▶ [TASK REQUIREMENTS]
1) Reproduce the passage from the CMS article word for word, starting at "CMMI provides an" and ending at "pace of activity?".
2) According to the CMS article, how many of the 70 models tested by CMMI between 2011 and 2024 were scaled for nationwide implementation?

▶ [SOURCE DOCUMENT]
# # # #

CMS Accelerating New Payment and Care Delivery Models


Key Takeaways

  • CMS’ Innovation Center is accelerating new payment and care delivery models as the Trump administration uses CMMI to advance health policy priorities. Current models target areas such as chronic care, behavioral health, drug pricing and value-based care.
  • CMMI remains a powerful policy vehicle, but its recent pace has drawn renewed scrutiny over cost savings, scale and taxpayer value. That debate could shape oversight, legislation and expectations for how future models are designed and evaluated.
  • Health care stakeholders should continue tracking CMMI closely as participation opportunities expand and mandatory models create new operational demands. Organizations should assess where engagement, compliance planning or advocacy may be needed as models evolve.

The Centers for Medicare & Medicaid Services (CMS) is currently pursuing approximately 35 models designed to test new forms of health care delivery and payment systems to advance administration priorities while seeking to improve patient outcomes and lower overall health care system costs. Authorized by the Affordable Care Act, CMS’ Innovation Center (CMMI) is tasked with drafting and implementing short-term demonstration pilots and has several announced and active models that are recruiting participants or currently underway, such as:

Why have we seen a proliferation of models in this Administration?

CMMI provides an avenue to advance the Trump administration’s innovation priorities and Make America Healthy Again (MAHA) agenda relatively quickly. Agency officials have regulatory flexibility to execute and study new service arrangements without seeking congressional line-item approval for individual initiatives — a particular advantage given tight margins in the U.S. House and Senate.

How does Congress feel about CMMI’s recent pace of activity?

The reception has been mixed on both sides of the aisle. Current CMMI models tackle policy areas that have general bipartisan appeal, like lowering drug prices, integrating primary and behavioral health care and mainstreaming health tech to empower patients.

However, some Republicans have questioned CMMI’s effectiveness and overall taxpayer value. A 2023 report by the Congressional Budget Office found that from 2011 to 2020, CMMI increased direct spending by $5.4 billion — meaning that it cost more to operate the models than the savings they generated. Last month, the Government Accountability Office published an analysis requested by the House Budget Committee that concluded only four of the 70 models that CMMI had tested between 2011 and 2024 were scaled for nationwide implementation. House Budget Committee Chairman Jodey Arrington (R-Texas) described the 5% success rate as “a failure,” but also commented on the importance of CMMI’s overall mission and need for better accountability. One Republican member of Congress even introduced legislation to abolish CMMI altogether.

# # # #

▶ [GIVEN DATA]
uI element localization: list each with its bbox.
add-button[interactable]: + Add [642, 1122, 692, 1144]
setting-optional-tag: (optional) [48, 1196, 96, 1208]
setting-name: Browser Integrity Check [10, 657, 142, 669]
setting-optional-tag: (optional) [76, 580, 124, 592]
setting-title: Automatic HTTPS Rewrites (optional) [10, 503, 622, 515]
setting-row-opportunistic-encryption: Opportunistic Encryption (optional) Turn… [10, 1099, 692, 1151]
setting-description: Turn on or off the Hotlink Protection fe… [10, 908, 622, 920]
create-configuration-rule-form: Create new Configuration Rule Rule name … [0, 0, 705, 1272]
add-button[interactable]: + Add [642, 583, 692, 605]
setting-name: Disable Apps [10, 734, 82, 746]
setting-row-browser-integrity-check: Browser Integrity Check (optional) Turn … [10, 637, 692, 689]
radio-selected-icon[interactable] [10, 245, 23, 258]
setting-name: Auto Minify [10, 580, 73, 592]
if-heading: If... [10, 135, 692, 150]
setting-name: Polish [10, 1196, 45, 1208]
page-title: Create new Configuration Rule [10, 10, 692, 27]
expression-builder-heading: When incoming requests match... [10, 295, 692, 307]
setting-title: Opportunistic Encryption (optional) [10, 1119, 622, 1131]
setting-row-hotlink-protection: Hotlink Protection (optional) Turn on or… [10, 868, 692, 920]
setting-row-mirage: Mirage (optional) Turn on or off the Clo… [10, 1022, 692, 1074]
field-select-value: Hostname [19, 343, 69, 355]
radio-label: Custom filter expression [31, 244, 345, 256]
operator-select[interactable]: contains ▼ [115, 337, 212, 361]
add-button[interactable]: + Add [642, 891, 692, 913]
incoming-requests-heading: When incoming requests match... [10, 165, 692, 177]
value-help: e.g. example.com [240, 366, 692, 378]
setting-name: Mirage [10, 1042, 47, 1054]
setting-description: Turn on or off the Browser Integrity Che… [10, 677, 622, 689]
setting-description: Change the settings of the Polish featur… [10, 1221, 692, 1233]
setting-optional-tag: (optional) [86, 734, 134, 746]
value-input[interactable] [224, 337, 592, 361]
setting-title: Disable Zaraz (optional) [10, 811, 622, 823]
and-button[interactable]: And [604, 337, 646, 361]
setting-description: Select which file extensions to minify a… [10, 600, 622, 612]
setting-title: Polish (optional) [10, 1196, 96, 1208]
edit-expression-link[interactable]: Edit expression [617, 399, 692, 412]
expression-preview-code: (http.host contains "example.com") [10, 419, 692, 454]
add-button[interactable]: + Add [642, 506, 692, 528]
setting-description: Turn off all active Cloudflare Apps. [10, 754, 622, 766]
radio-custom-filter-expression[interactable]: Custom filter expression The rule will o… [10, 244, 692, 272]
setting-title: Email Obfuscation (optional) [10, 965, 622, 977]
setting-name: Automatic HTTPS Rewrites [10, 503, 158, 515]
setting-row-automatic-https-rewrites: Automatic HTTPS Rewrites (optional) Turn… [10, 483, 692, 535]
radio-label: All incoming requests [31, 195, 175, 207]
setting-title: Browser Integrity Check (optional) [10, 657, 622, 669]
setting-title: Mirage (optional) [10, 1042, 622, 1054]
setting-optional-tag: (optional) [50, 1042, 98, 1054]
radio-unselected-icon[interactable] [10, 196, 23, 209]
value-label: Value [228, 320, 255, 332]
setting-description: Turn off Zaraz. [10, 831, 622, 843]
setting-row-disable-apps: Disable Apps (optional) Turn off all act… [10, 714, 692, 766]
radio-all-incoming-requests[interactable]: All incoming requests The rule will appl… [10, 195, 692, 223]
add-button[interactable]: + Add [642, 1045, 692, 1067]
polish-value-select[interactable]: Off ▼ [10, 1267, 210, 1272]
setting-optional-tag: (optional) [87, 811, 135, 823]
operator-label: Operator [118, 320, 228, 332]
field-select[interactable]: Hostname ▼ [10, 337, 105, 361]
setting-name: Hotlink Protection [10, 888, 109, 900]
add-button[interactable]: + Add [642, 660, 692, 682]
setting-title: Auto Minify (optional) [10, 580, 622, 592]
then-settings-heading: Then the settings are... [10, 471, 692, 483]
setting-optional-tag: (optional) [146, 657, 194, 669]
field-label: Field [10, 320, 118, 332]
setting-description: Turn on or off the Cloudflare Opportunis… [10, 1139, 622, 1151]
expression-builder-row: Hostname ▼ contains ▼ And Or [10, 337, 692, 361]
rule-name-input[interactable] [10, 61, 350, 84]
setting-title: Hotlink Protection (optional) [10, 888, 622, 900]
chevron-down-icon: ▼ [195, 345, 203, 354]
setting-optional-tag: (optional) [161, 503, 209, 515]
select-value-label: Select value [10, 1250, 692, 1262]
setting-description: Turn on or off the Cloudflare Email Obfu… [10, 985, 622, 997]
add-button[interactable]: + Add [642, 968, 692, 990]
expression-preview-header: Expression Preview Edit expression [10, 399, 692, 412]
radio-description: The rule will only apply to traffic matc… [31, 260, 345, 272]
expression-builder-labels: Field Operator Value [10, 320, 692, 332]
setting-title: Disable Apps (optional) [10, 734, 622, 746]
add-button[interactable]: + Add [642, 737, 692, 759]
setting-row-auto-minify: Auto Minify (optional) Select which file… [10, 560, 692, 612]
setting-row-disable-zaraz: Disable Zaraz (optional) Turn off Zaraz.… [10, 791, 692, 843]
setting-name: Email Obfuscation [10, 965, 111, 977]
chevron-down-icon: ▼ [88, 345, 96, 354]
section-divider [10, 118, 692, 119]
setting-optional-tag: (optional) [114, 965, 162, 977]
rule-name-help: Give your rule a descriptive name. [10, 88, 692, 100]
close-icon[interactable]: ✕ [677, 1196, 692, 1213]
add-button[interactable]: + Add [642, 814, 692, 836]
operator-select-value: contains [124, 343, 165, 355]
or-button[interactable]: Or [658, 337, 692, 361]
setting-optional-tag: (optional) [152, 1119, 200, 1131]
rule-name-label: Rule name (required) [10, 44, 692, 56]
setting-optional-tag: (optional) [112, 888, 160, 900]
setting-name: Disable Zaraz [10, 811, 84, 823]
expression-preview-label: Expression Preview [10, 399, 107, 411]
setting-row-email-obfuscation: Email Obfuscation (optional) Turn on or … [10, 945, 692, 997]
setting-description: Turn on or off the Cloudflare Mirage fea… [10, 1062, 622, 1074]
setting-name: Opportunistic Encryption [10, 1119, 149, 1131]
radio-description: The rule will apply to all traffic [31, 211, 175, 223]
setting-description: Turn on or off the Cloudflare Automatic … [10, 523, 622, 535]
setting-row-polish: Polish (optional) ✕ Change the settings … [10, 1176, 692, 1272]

# # # #

▶ [COMPLETED EXERCISE]
1)
CMMI provides an avenue to advance the Trump administration’s innovation priorities and Make America Healthy Again (MAHA) agenda relatively quickly. Agency officials have regulatory flexibility to execute and study new service arrangements without seeking congressional line-item approval for individual initiatives — a particular advantage given tight margins in the U.S. House and Senate.

How does Congress feel about CMMI’s recent pace of activity?

2) Four.